Ian Hislop: "Philanthropy is to be encouraged"
The Have I Got News for You star says greed isn't good any more - but what does he believe in?
Deep in the basement of Private Eye, down the creaking Georgian stairs, beyond the rubbish and the loo, stands a relic of the past. A life- sized cardboard cut-out of Tony Blair.
Shrouded in bubble-wrap, the former prime minister is wearing a clerical dog collar and collecting dust. For years Private Eye lampooned him as the vicar of Saint Albion but now the Reverend Blair and all he stood for have been consigned to history.
Two floors above and Ian Hislop - editor of the Eye and for two decades the satirical half of a winning double act with Paul Merton on Have I Got News for You - is pouring opprobrium on Blair from a great height. "I think we have woken up from a dream-like infatuation with the modern market," he says from behind his old-fashioned desk that's overloaded with precarious piles of paper and books. There is no evidence of a computer, although it may be hidden by the mess.
"We have spent 20 years accepting that the market is absolutely marvellous, that it's important for Britain that no one looks too closely at what people are doing, providing it all works. And I think that's no longer going to happen, which is a good thing.

###

Written exercise A:
Retype the Ian Hislop article word for word.

[Region boundary data]
###

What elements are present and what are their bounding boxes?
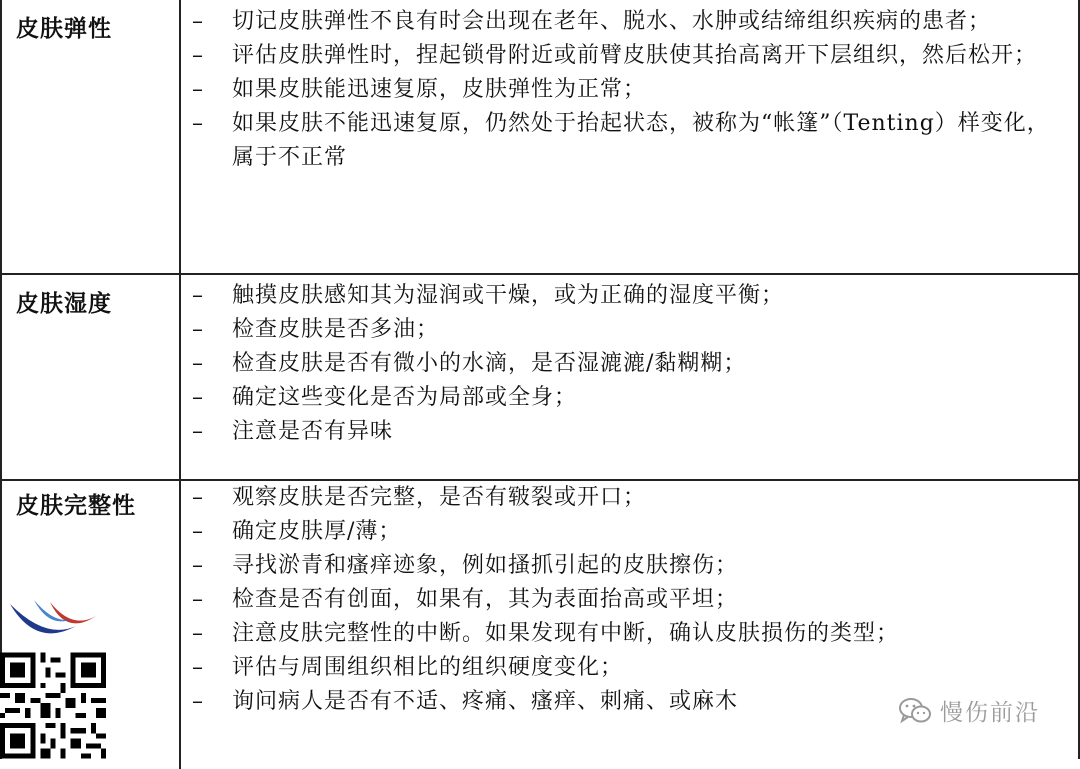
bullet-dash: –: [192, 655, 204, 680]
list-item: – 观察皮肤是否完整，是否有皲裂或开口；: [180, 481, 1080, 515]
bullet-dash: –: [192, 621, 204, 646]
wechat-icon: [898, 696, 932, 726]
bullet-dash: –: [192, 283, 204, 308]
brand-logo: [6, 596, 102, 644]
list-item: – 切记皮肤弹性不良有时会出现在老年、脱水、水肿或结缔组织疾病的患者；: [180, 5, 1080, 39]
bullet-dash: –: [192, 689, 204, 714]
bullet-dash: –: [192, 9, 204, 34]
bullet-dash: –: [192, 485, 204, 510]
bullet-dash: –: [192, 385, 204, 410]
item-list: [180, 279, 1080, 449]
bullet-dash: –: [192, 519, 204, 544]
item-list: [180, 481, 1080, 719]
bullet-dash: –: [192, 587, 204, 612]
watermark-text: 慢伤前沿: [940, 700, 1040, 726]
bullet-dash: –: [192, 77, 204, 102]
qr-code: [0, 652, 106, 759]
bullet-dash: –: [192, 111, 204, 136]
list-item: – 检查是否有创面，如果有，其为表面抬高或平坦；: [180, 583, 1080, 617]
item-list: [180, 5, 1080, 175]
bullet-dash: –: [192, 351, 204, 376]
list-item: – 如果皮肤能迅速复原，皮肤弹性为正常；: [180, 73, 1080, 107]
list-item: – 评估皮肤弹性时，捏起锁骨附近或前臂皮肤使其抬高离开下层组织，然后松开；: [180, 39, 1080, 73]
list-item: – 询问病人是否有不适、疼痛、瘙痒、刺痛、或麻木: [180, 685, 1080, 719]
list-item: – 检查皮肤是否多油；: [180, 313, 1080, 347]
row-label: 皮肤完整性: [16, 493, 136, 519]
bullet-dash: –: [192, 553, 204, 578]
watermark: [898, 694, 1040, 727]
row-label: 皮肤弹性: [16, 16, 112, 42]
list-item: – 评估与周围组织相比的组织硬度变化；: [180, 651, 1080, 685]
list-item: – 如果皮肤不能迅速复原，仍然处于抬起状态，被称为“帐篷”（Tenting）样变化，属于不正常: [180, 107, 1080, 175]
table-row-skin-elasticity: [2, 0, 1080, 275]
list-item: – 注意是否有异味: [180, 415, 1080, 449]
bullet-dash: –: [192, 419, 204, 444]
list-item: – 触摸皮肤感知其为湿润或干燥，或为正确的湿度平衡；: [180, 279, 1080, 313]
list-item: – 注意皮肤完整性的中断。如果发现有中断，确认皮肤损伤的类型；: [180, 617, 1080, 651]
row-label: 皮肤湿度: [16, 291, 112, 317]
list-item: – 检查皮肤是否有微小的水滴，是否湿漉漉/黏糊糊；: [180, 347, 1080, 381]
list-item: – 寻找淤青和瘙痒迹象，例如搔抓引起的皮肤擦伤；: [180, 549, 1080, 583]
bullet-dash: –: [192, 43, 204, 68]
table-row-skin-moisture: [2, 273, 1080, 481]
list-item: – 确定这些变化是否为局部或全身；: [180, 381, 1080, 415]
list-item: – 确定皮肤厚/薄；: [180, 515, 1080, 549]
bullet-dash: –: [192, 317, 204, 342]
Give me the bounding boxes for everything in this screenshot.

###

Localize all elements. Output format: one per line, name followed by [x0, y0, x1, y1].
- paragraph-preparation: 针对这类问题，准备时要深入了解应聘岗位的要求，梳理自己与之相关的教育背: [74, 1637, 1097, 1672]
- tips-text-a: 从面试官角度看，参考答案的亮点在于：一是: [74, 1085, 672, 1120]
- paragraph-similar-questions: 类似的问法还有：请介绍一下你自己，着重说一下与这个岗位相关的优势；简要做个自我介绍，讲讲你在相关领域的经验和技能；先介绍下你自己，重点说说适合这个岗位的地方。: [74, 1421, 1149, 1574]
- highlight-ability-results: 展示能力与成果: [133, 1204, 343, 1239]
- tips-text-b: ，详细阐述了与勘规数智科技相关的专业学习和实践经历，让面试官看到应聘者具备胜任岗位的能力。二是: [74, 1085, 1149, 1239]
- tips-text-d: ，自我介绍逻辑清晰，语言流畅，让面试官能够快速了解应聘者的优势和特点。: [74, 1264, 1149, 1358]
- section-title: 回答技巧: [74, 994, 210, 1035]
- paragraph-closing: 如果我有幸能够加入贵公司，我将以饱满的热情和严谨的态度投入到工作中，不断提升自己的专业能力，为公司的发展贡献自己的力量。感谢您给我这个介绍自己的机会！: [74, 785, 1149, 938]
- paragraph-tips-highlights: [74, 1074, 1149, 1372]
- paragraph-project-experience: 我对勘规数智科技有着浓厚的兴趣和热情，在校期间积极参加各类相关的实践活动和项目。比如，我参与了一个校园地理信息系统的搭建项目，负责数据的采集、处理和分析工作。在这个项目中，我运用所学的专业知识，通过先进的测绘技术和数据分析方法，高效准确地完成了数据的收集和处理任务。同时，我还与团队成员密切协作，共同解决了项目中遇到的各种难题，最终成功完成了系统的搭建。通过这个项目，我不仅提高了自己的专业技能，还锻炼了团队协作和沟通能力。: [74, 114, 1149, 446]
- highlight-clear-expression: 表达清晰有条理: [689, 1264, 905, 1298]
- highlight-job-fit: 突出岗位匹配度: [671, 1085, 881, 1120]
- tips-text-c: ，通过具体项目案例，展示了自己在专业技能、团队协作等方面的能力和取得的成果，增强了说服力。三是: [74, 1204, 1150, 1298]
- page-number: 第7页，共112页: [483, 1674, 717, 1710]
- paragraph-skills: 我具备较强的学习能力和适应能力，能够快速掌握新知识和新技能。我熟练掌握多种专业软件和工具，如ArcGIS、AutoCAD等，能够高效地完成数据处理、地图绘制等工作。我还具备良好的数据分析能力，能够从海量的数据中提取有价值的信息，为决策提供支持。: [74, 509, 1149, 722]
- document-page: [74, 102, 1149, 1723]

###

Written exercise B:
Put the entry lines starting at the line that contains "Localize all elements." and ending at the line that contains "1264, 1149, 1358]", both included, into a JSON list of strings, one string per line, leaving out blank lines.

Expected answer A:
Ian Hislop: "Philanthropy is to be encouraged"
The Have I Got News for You star says greed isn't good any more - but what does he believe in?
Deep in the basement of Private Eye, down the creaking Georgian stairs, beyond the rubbish and the loo, stands a relic of the past. A life- sized cardboard cut-out of Tony Blair.
Shrouded in bubble-wrap, the former prime minister is wearing a clerical dog collar and collecting dust. For years Private Eye lampooned him as the vicar of Saint Albion but now the Reverend Blair and all he stood for have been consigned to history.
Two floors above and Ian Hislop - editor of the Eye and for two decades the satirical half of a winning double act with Paul Merton on Have I Got News for You - is pouring opprobrium on Blair from a great height. "I think we have woken up from a dream-like infatuation with the modern market," he says from behind his old-fashioned desk that's overloaded with precarious piles of paper and books. There is no evidence of a computer, although it may be hidden by the mess.
"We have spent 20 years accepting that the market is absolutely marvellous, that it's important for Britain that no one looks too closely at what people are doing, providing it all works. And I think that's no longer going to happen, which is a good thing.

Expected answer B:
[
  "Localize all elements. Output format: one per line, name followed by [x0, y0, x1, y1].",
  "- paragraph-preparation: 针对这类问题，准备时要深入了解应聘岗位的要求，梳理自己与之相关的教育背: [74, 1637, 1097, 1672]",
  "- tips-text-a: 从面试官角度看，参考答案的亮点在于：一是: [74, 1085, 672, 1120]",
  "- paragraph-similar-questions: 类似的问法还有：请介绍一下你自己，着重说一下与这个岗位相关的优势；简要做个自我介绍，讲讲你在相关领域的经验和技能；先介绍下你自己，重点说说适合这个岗位的地方。: [74, 1421, 1149, 1574]",
  "- highlight-ability-results: 展示能力与成果: [133, 1204, 343, 1239]",
  "- tips-text-b: ，详细阐述了与勘规数智科技相关的专业学习和实践经历，让面试官看到应聘者具备胜任岗位的能力。二是: [74, 1085, 1149, 1239]",
  "- tips-text-d: ，自我介绍逻辑清晰，语言流畅，让面试官能够快速了解应聘者的优势和特点。: [74, 1264, 1149, 1358]"
]